Count how many lines of the data below contain the string "upon"; the reply should be that number alone.
--- Start Information provided ---
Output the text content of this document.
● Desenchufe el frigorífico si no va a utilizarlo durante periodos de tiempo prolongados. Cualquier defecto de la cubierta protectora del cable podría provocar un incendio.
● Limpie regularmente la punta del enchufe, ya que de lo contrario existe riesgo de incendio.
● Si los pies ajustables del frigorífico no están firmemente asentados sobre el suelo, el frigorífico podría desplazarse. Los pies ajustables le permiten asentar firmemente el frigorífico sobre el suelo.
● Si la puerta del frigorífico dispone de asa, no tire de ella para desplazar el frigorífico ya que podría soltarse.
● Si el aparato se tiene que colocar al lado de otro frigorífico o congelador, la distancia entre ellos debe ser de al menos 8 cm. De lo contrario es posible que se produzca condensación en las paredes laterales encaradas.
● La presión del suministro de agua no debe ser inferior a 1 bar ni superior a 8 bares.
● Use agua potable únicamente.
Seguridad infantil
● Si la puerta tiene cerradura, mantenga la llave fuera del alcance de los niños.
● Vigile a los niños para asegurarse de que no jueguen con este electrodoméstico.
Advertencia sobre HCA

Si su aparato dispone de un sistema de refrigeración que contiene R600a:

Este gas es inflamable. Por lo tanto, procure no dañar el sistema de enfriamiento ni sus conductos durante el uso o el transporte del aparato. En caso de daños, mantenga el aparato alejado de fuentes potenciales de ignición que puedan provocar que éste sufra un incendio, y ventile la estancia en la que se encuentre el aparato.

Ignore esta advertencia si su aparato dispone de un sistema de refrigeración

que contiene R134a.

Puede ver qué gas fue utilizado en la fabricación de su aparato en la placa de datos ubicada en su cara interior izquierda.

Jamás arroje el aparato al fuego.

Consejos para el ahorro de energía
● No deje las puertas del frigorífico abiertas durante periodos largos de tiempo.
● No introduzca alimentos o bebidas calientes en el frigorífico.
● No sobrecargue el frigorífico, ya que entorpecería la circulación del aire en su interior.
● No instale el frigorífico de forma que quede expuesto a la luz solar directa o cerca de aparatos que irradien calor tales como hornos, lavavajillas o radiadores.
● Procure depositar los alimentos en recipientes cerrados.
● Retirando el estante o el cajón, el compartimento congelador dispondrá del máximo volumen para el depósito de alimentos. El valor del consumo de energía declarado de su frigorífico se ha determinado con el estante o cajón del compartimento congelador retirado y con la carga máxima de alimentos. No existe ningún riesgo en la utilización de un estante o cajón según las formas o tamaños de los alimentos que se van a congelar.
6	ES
--- End Information provided ---
--- Start Information provided ---
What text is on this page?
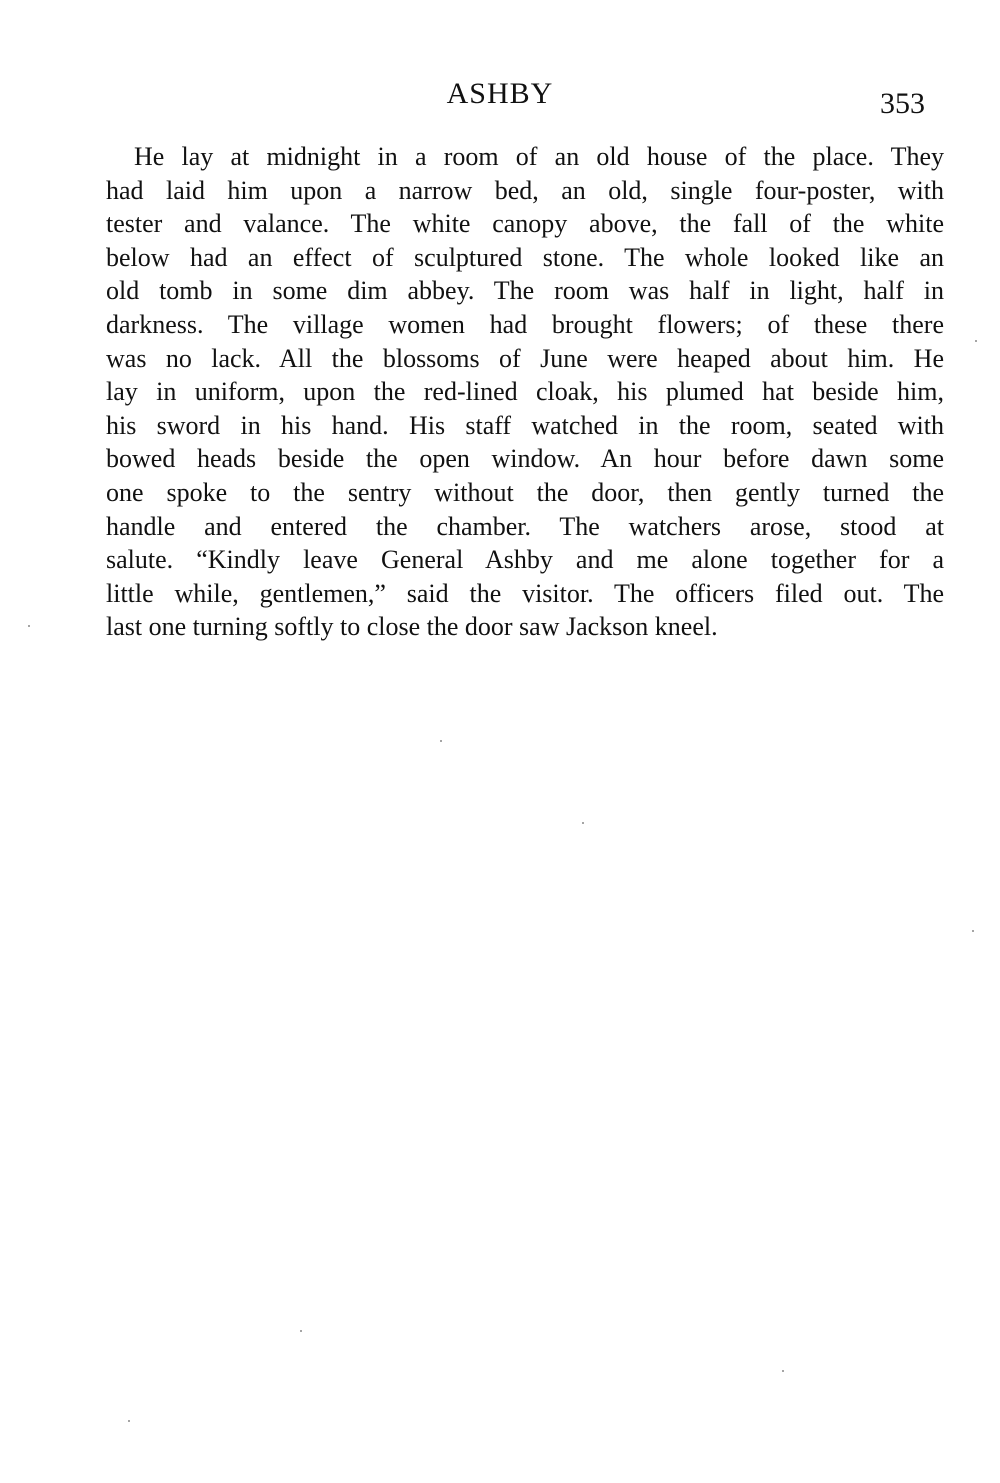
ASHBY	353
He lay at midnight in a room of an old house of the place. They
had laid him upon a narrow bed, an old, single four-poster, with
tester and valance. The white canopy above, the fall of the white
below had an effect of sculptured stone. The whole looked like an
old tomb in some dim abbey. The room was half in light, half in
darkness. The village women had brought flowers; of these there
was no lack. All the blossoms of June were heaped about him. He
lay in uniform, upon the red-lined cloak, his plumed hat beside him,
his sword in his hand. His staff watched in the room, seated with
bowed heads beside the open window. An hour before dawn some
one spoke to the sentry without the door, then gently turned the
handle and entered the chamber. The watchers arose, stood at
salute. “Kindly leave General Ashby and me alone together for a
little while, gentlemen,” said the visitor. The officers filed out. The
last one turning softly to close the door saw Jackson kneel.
--- End Information provided ---
--- Start Information provided ---
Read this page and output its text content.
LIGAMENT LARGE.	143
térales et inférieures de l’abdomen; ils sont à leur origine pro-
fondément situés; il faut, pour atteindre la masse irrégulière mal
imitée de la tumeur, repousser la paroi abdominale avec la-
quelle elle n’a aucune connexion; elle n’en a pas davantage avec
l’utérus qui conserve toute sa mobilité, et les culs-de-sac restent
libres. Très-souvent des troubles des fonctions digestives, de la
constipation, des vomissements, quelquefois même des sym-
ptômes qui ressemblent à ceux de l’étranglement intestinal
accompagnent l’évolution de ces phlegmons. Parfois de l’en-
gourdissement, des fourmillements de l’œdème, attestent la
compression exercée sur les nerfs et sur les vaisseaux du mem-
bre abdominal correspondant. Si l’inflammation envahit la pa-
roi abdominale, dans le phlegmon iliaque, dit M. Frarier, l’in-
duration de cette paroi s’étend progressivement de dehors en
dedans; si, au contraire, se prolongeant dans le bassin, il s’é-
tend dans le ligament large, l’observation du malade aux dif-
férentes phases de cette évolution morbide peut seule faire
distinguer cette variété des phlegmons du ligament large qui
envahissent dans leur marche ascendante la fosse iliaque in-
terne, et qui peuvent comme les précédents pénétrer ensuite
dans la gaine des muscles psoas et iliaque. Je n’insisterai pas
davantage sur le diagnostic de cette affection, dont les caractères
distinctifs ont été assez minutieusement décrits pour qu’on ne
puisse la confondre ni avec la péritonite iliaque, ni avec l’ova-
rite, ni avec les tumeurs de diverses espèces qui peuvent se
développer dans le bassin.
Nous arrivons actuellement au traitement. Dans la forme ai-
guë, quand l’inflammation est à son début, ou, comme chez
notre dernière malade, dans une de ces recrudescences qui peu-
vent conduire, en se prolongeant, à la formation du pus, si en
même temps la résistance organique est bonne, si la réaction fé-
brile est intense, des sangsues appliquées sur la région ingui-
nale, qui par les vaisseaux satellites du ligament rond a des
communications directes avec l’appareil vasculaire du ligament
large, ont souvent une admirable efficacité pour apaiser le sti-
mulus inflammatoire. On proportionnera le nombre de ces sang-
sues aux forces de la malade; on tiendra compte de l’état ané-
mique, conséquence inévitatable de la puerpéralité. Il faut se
--- End Information provided ---
* **Expected answer**
2